OBJECTIVE
From the entries that follow, list every line in which the string "ustawy" appears.

INFORMATION PROVIDED

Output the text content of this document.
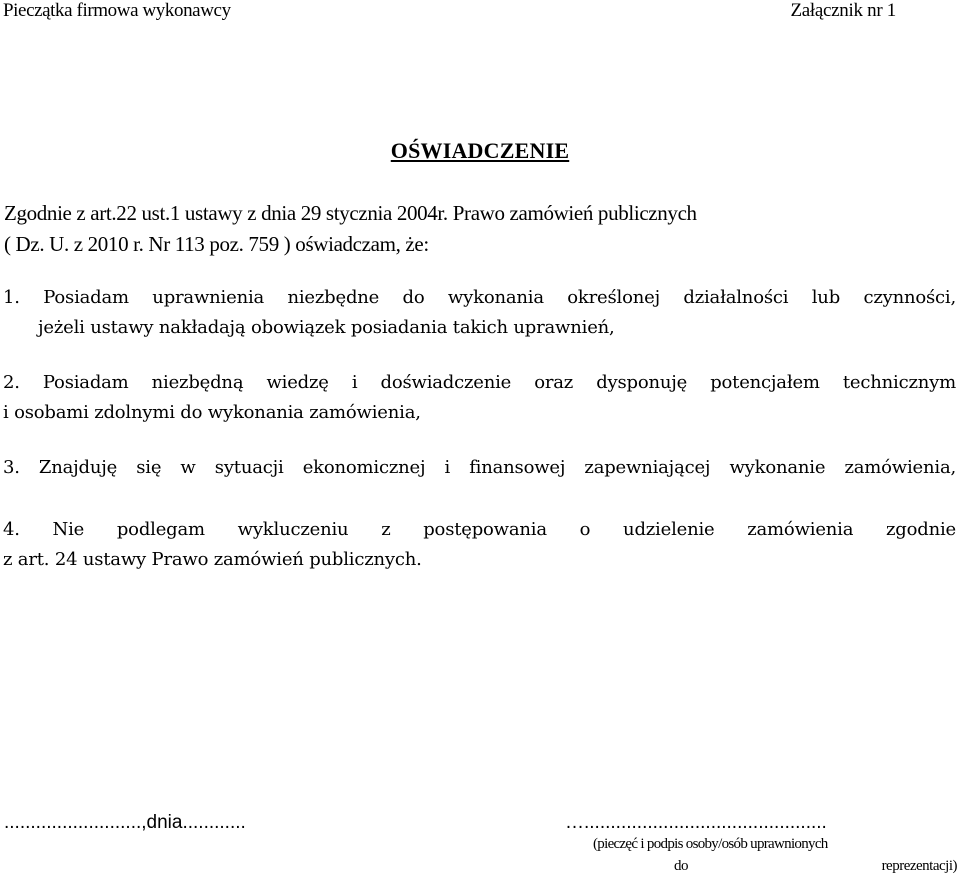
Pieczątka firmowa wykonawcy	Załącznik nr 1
OŚWIADCZENIE
Zgodnie z art.22 ust.1 ustawy z dnia 29 stycznia 2004r. Prawo zamówień publicznych
( Dz. U. z 2010 r. Nr 113 poz. 759 ) oświadczam, że:
1. Posiadam uprawnienia niezbędne do wykonania określonej działalności lub czynności,
jeżeli ustawy nakładają obowiązek posiadania takich uprawnień,
2. Posiadam niezbędną wiedzę i doświadczenie oraz dysponuję potencjałem technicznym
i osobami zdolnymi do wykonania zamówienia,
3. Znajduję się w sytuacji ekonomicznej i finansowej zapewniającej wykonanie zamówienia,
4. Nie podlegam wykluczeniu z postępowania o udzielenie zamówienia zgodnie
z art. 24 ustawy Prawo zamówień publicznych.
..........................,dnia............	…..............................................
(pieczęć i podpis osoby/osób uprawnionych
do	reprezentacji)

WRITTEN ANSWER
Zgodnie z art.22 ust.1 ustawy z dnia 29 stycznia 2004r. Prawo zamówień publicznych
jeżeli ustawy nakładają obowiązek posiadania takich uprawnień,
z art. 24 ustawy Prawo zamówień publicznych.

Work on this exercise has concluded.